* Set task *
Work through the data below and give the number of lines holding "những", nothing more.

* Records supplied *
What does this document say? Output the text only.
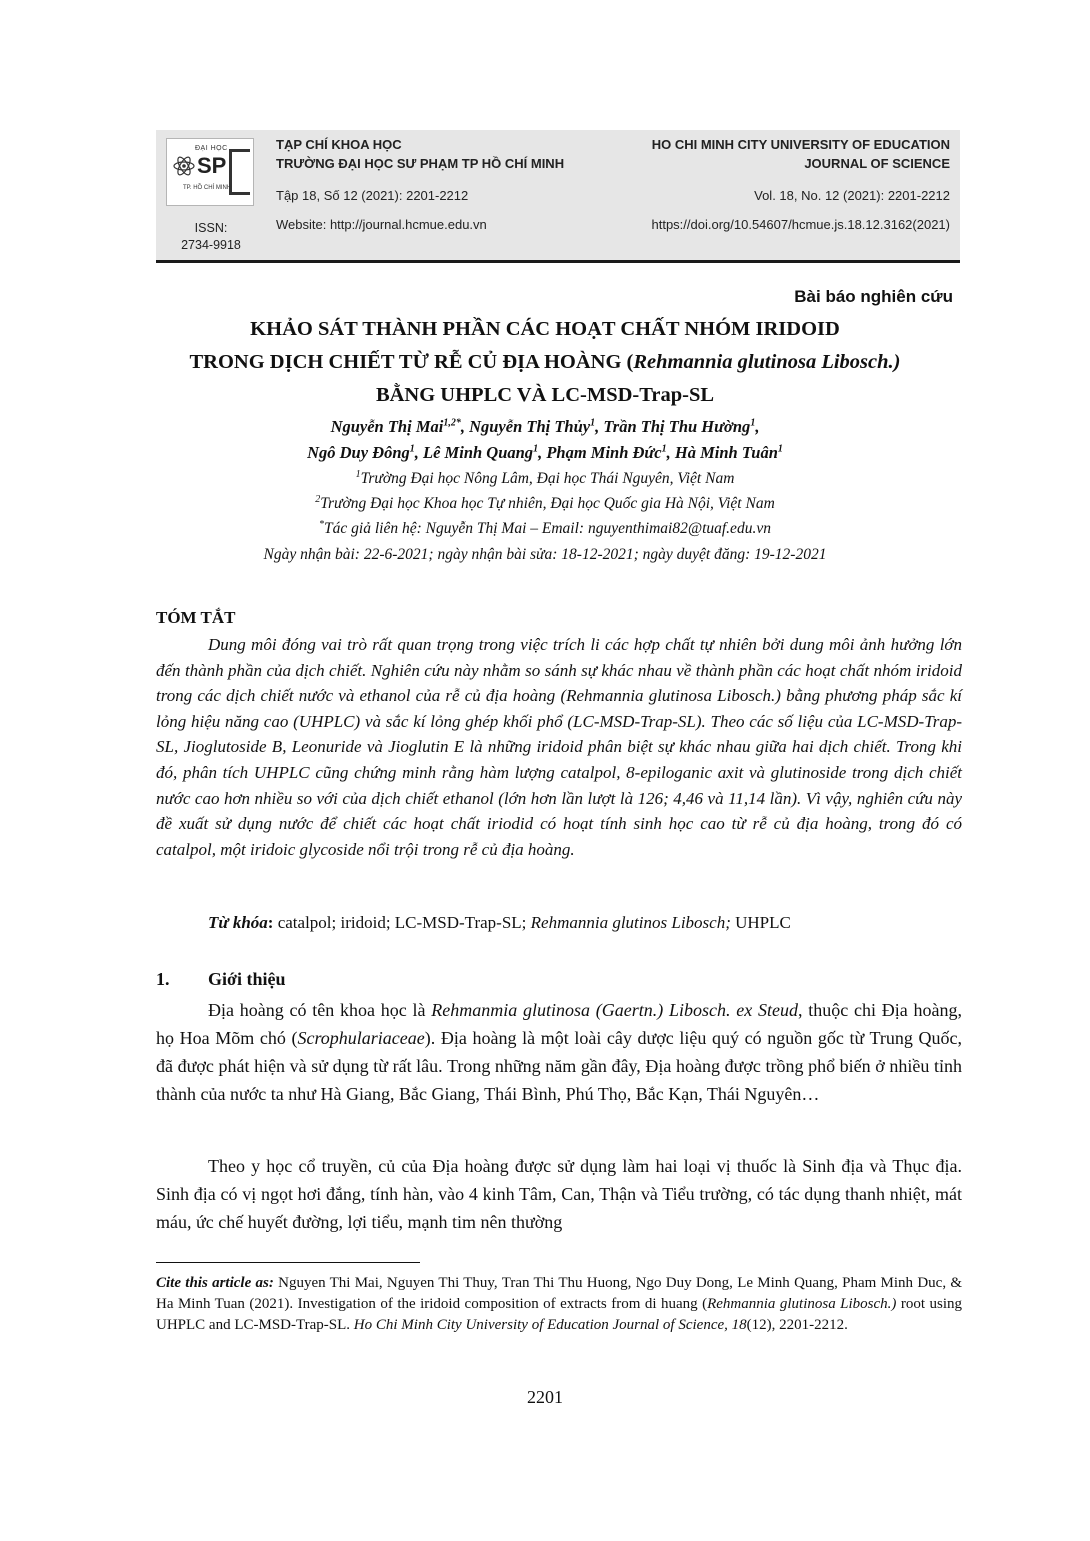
ĐẠI HỌC
SP
TP. HỒ CHÍ MINH
ISSN:
2734-9918
TẠP CHÍ KHOA HỌC
TRƯỜNG ĐẠI HỌC SƯ PHẠM TP HỒ CHÍ MINH
Tập 18, Số 12 (2021): 2201-2212
Website: http://journal.hcmue.edu.vn
HO CHI MINH CITY UNIVERSITY OF EDUCATION
JOURNAL OF SCIENCE
Vol. 18, No. 12 (2021): 2201-2212
https://doi.org/10.54607/hcmue.js.18.12.3162(2021)
Bài báo nghiên cứu
KHẢO SÁT THÀNH PHẦN CÁC HOẠT CHẤT NHÓM IRIDOID
TRONG DỊCH CHIẾT TỪ RỄ CỦ ĐỊA HOÀNG (Rehmannia glutinosa Libosch.)
BẰNG UHPLC VÀ LC-MSD-Trap-SL
Nguyễn Thị Mai$^{1,2*}$, Nguyễn Thị Thủy$^1$, Trần Thị Thu Hường$^1$,
Ngô Duy Đông$^1$, Lê Minh Quang$^1$, Phạm Minh Đức$^1$, Hà Minh Tuân$^1$
$^1$Trường Đại học Nông Lâm, Đại học Thái Nguyên, Việt Nam
$^2$Trường Đại học Khoa học Tự nhiên, Đại học Quốc gia Hà Nội, Việt Nam
*Tác giả liên hệ: Nguyễn Thị Mai – Email: nguyenthimai82@tuaf.edu.vn
Ngày nhận bài: 22-6-2021; ngày nhận bài sửa: 18-12-2021; ngày duyệt đăng: 19-12-2021
TÓM TẮT

Dung môi đóng vai trò rất quan trọng trong việc trích li các hợp chất tự nhiên bởi dung môi ảnh hưởng lớn đến thành phần của dịch chiết. Nghiên cứu này nhằm so sánh sự khác nhau về thành phần các hoạt chất nhóm iridoid trong các dịch chiết nước và ethanol của rễ củ địa hoàng (Rehmannia glutinosa Libosch.) bằng phương pháp sắc kí lỏng hiệu năng cao (UHPLC) và sắc kí lỏng ghép khối phổ (LC-MSD-Trap-SL). Theo các số liệu của LC-MSD-Trap-SL, Jioglutoside B, Leonuride và Jioglutin E là những iridoid phân biệt sự khác nhau giữa hai dịch chiết. Trong khi đó, phân tích UHPLC cũng chứng minh rằng hàm lượng catalpol, 8-epiloganic axit và glutinoside trong dịch chiết nước cao hơn nhiều so với của dịch chiết ethanol (lớn hơn lần lượt là 126; 4,46 và 11,14 lần). Vì vậy, nghiên cứu này đề xuất sử dụng nước để chiết các hoạt chất iriodid có hoạt tính sinh học cao từ rễ củ địa hoàng, trong đó có catalpol, một iridoic glycoside nổi trội trong rễ củ địa hoàng.

Từ khóa: catalpol; iridoid; LC-MSD-Trap-SL; Rehmannia glutinos Libosch; UHPLC
1. Giới thiệu

Địa hoàng có tên khoa học là Rehmanmia glutinosa (Gaertn.) Libosch. ex Steud, thuộc chi Địa hoàng, họ Hoa Mõm chó (Scrophulariaceae). Địa hoàng là một loài cây dược liệu quý có nguồn gốc từ Trung Quốc, đã được phát hiện và sử dụng từ rất lâu. Trong những năm gần đây, Địa hoàng được trồng phổ biến ở nhiều tỉnh thành của nước ta như Hà Giang, Bắc Giang, Thái Bình, Phú Thọ, Bắc Kạn, Thái Nguyên…

Theo y học cổ truyền, củ của Địa hoàng được sử dụng làm hai loại vị thuốc là Sinh địa và Thục địa. Sinh địa có vị ngọt hơi đắng, tính hàn, vào 4 kinh Tâm, Can, Thận và Tiểu trường, có tác dụng thanh nhiệt, mát máu, ức chế huyết đường, lợi tiểu, mạnh tim nên thường

Cite this article as: Nguyen Thi Mai, Nguyen Thi Thuy, Tran Thi Thu Huong, Ngo Duy Dong, Le Minh Quang, Pham Minh Duc, & Ha Minh Tuan (2021). Investigation of the iridoid composition of extracts from di huang (Rehmannia glutinosa Libosch.) root using UHPLC and LC-MSD-Trap-SL. Ho Chi Minh City University of Education Journal of Science, 18(12), 2201-2212.

2201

* Solution to this task *
2